┌────────

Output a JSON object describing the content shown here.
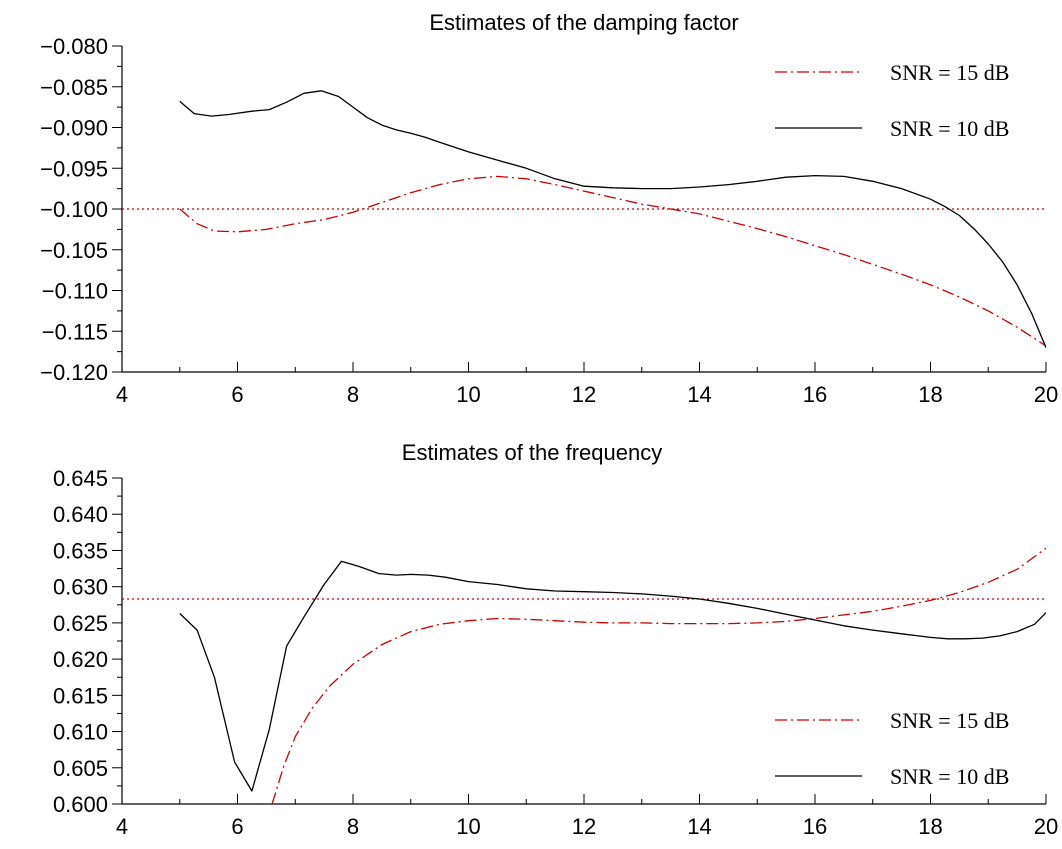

└────────
┌────────

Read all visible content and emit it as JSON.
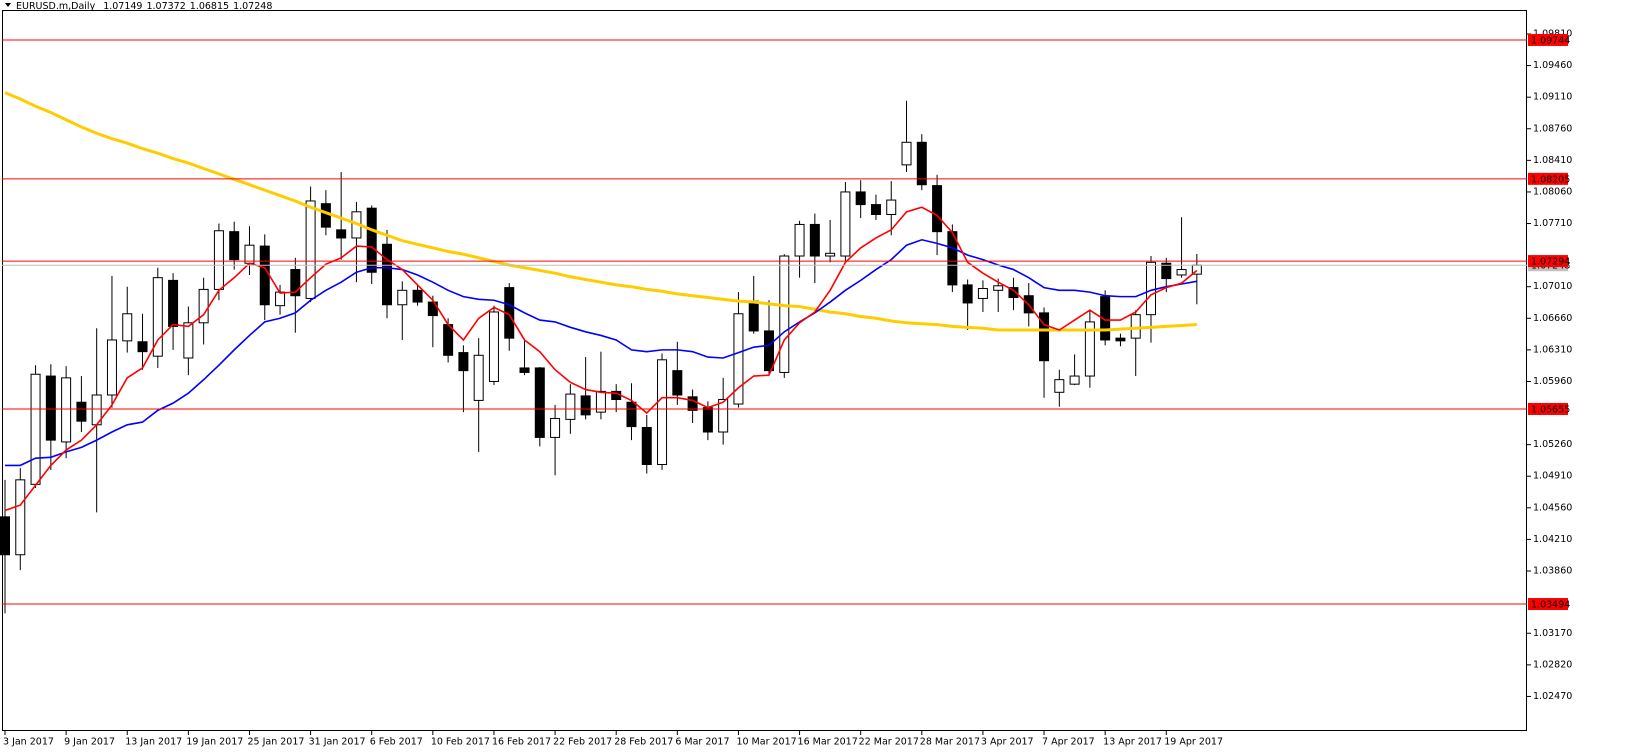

└────────
┌────────

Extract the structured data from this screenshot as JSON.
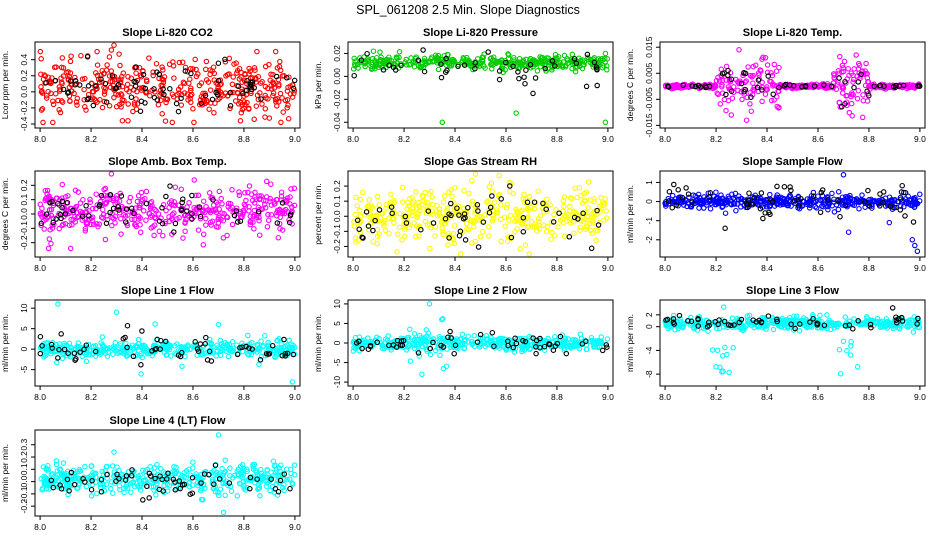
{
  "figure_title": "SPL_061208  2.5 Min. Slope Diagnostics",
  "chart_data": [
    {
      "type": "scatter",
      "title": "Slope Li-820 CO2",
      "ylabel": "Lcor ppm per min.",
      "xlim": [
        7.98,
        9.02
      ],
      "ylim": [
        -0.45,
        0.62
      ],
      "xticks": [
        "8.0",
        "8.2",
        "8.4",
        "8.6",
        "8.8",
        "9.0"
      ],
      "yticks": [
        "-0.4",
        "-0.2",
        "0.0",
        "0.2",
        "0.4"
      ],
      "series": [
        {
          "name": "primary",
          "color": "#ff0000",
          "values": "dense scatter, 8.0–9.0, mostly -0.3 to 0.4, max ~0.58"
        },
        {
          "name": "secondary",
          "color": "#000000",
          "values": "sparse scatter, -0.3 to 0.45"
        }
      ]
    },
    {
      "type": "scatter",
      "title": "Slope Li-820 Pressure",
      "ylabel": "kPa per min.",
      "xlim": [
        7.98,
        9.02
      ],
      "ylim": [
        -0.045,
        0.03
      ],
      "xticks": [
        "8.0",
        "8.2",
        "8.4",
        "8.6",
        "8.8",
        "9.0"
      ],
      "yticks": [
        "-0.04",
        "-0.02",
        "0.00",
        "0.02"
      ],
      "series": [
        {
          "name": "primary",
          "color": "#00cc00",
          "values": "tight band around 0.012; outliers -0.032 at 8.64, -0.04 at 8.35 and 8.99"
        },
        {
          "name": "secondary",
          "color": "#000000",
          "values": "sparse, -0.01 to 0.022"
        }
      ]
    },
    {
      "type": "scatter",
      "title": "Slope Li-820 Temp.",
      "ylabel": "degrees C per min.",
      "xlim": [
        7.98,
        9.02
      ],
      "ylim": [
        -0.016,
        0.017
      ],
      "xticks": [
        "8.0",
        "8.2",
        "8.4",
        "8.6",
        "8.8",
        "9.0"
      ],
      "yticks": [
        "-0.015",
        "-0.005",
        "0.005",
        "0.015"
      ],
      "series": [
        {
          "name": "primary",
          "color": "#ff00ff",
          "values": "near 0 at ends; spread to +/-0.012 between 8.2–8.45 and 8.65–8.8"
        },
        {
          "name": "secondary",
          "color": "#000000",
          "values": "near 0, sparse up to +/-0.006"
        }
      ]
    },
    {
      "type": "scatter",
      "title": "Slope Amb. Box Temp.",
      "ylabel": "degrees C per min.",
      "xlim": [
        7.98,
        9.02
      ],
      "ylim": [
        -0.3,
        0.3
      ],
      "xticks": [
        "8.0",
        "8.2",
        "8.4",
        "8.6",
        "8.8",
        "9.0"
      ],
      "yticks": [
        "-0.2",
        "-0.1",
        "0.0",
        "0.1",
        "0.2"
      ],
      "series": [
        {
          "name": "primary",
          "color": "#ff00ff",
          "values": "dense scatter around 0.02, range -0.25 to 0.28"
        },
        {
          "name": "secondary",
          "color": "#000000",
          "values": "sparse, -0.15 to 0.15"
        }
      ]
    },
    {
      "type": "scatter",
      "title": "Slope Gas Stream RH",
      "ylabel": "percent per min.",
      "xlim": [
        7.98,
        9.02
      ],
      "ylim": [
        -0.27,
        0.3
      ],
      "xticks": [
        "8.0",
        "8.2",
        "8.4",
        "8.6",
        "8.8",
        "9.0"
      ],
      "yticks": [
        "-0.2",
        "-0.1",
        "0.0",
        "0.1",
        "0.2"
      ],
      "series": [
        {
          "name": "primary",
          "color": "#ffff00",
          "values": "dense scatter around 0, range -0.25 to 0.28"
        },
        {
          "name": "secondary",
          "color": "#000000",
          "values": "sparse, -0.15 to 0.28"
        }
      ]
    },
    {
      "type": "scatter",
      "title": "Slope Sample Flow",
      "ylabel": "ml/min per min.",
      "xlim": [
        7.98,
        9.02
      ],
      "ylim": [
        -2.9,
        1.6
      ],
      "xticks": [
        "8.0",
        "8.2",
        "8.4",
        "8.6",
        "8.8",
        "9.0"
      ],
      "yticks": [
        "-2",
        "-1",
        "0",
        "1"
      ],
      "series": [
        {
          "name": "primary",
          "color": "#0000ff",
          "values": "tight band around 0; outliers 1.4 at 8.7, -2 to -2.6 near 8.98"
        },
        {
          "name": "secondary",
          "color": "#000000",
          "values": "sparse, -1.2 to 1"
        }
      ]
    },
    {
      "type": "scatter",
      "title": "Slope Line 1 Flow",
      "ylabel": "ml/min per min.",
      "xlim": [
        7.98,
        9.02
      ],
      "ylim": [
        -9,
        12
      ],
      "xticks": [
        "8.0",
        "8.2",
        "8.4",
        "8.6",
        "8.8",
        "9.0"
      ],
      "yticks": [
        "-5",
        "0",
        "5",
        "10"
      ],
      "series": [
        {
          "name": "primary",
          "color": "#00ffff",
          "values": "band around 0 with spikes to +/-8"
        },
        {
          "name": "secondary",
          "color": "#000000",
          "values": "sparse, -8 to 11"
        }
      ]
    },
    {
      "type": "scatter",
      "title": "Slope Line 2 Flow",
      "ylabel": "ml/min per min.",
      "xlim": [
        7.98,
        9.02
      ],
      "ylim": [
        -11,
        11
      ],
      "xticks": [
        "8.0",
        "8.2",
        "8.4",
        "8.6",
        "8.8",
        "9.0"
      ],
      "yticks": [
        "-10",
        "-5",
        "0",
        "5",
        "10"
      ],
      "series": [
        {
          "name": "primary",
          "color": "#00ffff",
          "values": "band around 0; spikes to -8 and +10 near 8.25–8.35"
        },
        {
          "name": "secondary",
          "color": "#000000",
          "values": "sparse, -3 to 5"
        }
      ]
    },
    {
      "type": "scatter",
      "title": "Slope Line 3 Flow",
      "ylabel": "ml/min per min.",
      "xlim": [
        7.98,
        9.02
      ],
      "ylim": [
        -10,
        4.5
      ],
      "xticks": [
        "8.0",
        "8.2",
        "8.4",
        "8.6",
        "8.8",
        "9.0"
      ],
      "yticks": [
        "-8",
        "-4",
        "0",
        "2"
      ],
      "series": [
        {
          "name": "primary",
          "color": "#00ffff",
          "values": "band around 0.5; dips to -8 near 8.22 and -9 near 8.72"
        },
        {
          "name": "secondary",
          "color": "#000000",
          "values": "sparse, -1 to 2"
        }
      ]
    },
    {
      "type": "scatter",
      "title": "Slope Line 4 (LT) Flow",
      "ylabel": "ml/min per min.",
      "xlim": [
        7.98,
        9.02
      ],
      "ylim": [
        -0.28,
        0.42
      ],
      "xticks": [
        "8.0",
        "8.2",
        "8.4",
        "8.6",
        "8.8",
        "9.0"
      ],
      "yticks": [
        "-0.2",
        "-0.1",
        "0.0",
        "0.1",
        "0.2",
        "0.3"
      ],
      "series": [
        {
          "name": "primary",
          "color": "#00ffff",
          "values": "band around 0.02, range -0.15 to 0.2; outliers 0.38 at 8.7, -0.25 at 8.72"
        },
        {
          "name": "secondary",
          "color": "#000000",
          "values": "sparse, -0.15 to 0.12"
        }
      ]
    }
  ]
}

└────────

# [Requirement]
Copy down every line of the entries containing the word "content".

# [Task result]
Output a JSON object describing the content shown here.
Read all visible content and emit it as JSON.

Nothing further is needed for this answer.